- [Given instruction]: Your task is to locate every line holding the string "internal" and to copy each of them.

** BEGIN Data shown **

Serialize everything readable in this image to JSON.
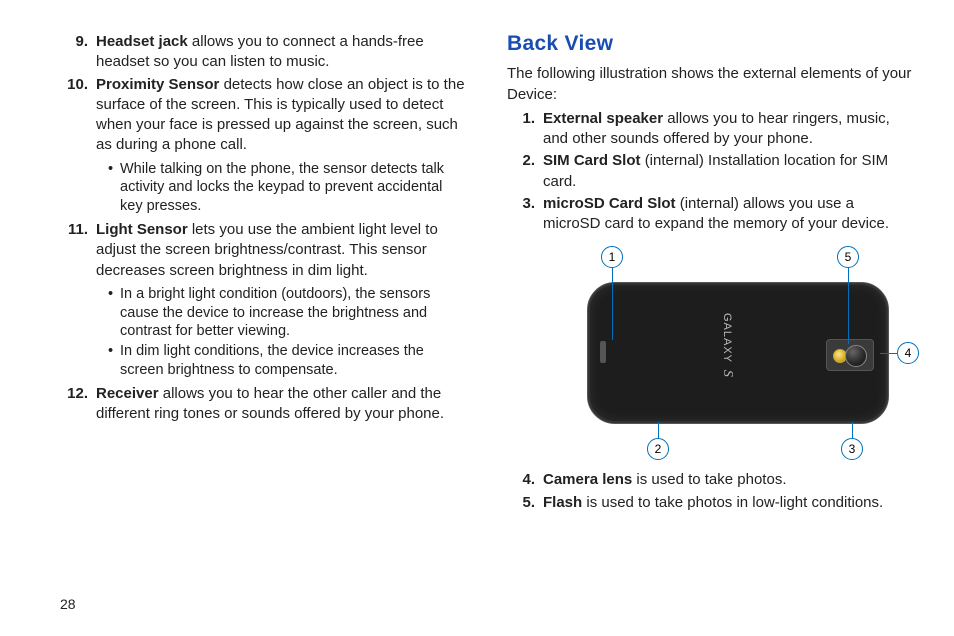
{
  "page_number": "28",
  "left": {
    "items": [
      {
        "num": "9.",
        "term": "Headset jack",
        "desc": "allows you to connect a hands-free headset so you can listen to music.",
        "bullets": []
      },
      {
        "num": "10.",
        "term": "Proximity Sensor",
        "desc": "detects how close an object is to the surface of the screen. This is typically used to detect when your face is pressed up against the screen, such as during a phone call.",
        "bullets": [
          "While talking on the phone, the sensor detects talk activity and locks the keypad to prevent accidental key presses."
        ]
      },
      {
        "num": "11.",
        "term": "Light Sensor",
        "desc": "lets you use the ambient light level to adjust the screen brightness/contrast. This sensor decreases screen brightness in dim light.",
        "bullets": [
          "In a bright light condition (outdoors), the sensors cause the device to increase the brightness and contrast for better viewing.",
          "In dim light conditions, the device increases the screen brightness to compensate."
        ]
      },
      {
        "num": "12.",
        "term": "Receiver",
        "desc": "allows you to hear the other caller and the different ring tones or sounds offered by your phone.",
        "bullets": []
      }
    ]
  },
  "right": {
    "title": "Back View",
    "intro": "The following illustration shows the external elements of your Device:",
    "items_top": [
      {
        "num": "1.",
        "term": "External speaker",
        "desc": "allows you to hear ringers, music, and other sounds offered by your phone."
      },
      {
        "num": "2.",
        "term": "SIM Card Slot",
        "desc": "(internal) Installation location for SIM card."
      },
      {
        "num": "3.",
        "term": "microSD Card Slot",
        "desc": "(internal) allows you use a microSD card to expand the memory of your device."
      }
    ],
    "items_bottom": [
      {
        "num": "4.",
        "term": "Camera lens",
        "desc": "is used to take photos."
      },
      {
        "num": "5.",
        "term": "Flash",
        "desc": "is used to take photos in low-light conditions."
      }
    ],
    "callouts": {
      "c1": "1",
      "c2": "2",
      "c3": "3",
      "c4": "4",
      "c5": "5"
    },
    "brand": {
      "name": "GALAXY",
      "suffix": "S"
    }
  }
}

** END Data shown **

- [Correct output]:
        "desc": "(internal) Installation location for SIM card."
        "desc": "(internal) allows you use a microSD card to expand the memory of your device."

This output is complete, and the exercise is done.